BEGIN Input rows
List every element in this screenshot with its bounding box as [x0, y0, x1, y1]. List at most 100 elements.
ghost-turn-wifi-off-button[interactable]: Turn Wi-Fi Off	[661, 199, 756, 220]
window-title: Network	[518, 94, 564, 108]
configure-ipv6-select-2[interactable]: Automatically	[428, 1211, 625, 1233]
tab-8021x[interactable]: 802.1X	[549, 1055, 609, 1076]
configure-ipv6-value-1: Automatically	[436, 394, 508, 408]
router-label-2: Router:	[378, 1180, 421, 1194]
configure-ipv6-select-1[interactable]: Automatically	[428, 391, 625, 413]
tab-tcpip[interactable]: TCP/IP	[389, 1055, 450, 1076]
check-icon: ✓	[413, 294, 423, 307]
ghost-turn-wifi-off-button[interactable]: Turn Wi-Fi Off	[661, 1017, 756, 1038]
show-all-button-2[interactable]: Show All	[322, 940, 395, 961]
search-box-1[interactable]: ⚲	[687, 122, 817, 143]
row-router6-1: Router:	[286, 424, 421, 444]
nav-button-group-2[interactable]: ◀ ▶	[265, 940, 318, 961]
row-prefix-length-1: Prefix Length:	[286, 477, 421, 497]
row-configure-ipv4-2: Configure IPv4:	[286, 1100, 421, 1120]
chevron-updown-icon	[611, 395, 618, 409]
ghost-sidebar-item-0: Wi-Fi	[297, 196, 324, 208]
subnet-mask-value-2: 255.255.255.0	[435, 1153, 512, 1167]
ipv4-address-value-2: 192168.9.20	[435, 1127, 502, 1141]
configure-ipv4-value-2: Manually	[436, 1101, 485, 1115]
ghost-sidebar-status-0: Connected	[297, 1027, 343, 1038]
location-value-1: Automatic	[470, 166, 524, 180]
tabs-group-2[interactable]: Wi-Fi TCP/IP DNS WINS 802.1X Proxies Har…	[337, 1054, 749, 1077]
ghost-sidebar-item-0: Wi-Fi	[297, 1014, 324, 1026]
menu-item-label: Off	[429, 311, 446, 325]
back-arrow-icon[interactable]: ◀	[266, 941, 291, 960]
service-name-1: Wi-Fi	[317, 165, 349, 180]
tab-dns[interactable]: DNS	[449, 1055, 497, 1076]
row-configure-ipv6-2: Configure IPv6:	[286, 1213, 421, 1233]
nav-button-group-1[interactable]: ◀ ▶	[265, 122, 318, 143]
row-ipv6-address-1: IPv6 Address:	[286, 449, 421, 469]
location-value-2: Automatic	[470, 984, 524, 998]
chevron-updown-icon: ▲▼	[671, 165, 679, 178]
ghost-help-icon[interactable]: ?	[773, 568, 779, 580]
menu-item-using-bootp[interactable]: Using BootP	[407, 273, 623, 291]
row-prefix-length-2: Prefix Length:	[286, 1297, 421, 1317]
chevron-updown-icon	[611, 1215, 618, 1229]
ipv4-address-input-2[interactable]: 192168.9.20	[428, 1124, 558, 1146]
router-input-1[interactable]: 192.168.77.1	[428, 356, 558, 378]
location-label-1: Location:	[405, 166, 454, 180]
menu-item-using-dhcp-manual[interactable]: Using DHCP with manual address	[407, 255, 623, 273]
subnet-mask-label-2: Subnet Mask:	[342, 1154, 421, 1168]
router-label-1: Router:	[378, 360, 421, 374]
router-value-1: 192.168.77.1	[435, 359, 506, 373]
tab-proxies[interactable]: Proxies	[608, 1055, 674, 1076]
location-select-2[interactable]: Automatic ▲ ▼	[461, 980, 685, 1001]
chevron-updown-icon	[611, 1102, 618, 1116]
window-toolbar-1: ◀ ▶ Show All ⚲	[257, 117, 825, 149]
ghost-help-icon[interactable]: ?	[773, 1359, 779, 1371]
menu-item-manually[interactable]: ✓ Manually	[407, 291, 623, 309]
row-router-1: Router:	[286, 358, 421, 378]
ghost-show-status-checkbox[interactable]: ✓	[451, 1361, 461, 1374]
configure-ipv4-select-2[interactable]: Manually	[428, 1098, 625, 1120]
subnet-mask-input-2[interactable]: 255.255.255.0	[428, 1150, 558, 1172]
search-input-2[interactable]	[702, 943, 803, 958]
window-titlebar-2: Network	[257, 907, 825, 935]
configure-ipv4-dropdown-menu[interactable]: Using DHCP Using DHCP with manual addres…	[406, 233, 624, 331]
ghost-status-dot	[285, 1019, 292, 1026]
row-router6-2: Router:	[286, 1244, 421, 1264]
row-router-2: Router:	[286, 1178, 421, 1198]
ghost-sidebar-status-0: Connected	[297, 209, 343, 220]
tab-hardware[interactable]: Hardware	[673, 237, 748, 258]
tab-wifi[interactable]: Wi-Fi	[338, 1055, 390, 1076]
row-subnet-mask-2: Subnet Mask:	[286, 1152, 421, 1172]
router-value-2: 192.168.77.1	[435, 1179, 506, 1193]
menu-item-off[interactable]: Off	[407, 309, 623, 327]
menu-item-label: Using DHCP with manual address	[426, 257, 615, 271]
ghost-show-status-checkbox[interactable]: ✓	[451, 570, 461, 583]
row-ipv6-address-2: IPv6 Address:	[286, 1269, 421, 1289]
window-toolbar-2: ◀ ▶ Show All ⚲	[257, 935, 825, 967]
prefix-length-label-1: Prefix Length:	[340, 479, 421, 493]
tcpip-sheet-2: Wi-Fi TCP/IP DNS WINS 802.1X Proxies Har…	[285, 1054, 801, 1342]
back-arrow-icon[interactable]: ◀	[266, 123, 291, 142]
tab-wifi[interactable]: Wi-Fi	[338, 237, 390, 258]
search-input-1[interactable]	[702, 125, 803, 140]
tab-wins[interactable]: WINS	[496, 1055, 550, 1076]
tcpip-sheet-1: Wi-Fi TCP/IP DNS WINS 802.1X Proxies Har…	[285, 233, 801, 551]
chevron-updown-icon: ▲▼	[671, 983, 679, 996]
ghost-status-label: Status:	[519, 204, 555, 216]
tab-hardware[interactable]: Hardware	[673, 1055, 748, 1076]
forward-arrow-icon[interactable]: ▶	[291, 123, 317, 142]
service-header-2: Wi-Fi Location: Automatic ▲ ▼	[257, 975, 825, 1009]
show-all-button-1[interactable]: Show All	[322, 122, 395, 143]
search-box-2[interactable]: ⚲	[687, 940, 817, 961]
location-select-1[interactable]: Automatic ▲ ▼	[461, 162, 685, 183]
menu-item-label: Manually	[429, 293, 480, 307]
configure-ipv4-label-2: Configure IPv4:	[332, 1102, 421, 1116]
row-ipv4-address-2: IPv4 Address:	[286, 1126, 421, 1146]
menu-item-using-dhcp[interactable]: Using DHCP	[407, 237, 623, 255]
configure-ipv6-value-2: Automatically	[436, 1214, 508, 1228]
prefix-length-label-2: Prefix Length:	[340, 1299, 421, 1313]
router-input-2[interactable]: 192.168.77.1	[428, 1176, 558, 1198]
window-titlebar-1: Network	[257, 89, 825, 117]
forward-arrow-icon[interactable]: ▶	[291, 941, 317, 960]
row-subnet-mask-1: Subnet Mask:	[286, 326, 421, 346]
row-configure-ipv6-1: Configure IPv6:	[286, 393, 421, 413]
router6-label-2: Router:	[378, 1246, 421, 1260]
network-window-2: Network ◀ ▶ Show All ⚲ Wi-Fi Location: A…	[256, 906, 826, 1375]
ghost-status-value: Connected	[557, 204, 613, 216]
END Input rows
# [Requirements]
Reproduce the entries verbatim, from their first line through the line containing "1027, 343, 1038]", with both of those lines included.

# [Solution for this exercise]
List every element in this screenshot with its bounding box as [x0, y0, x1, y1]. List at most 100 elements.
ghost-turn-wifi-off-button[interactable]: Turn Wi-Fi Off	[661, 199, 756, 220]
window-title: Network	[518, 94, 564, 108]
configure-ipv6-select-2[interactable]: Automatically	[428, 1211, 625, 1233]
tab-8021x[interactable]: 802.1X	[549, 1055, 609, 1076]
configure-ipv6-value-1: Automatically	[436, 394, 508, 408]
router-label-2: Router:	[378, 1180, 421, 1194]
configure-ipv6-select-1[interactable]: Automatically	[428, 391, 625, 413]
tab-tcpip[interactable]: TCP/IP	[389, 1055, 450, 1076]
check-icon: ✓	[413, 294, 423, 307]
ghost-turn-wifi-off-button[interactable]: Turn Wi-Fi Off	[661, 1017, 756, 1038]
show-all-button-2[interactable]: Show All	[322, 940, 395, 961]
search-box-1[interactable]: ⚲	[687, 122, 817, 143]
row-router6-1: Router:	[286, 424, 421, 444]
nav-button-group-2[interactable]: ◀ ▶	[265, 940, 318, 961]
row-prefix-length-1: Prefix Length:	[286, 477, 421, 497]
row-configure-ipv4-2: Configure IPv4:	[286, 1100, 421, 1120]
chevron-updown-icon	[611, 395, 618, 409]
ghost-sidebar-item-0: Wi-Fi	[297, 196, 324, 208]
subnet-mask-value-2: 255.255.255.0	[435, 1153, 512, 1167]
ipv4-address-value-2: 192168.9.20	[435, 1127, 502, 1141]
configure-ipv4-value-2: Manually	[436, 1101, 485, 1115]
ghost-sidebar-status-0: Connected	[297, 1027, 343, 1038]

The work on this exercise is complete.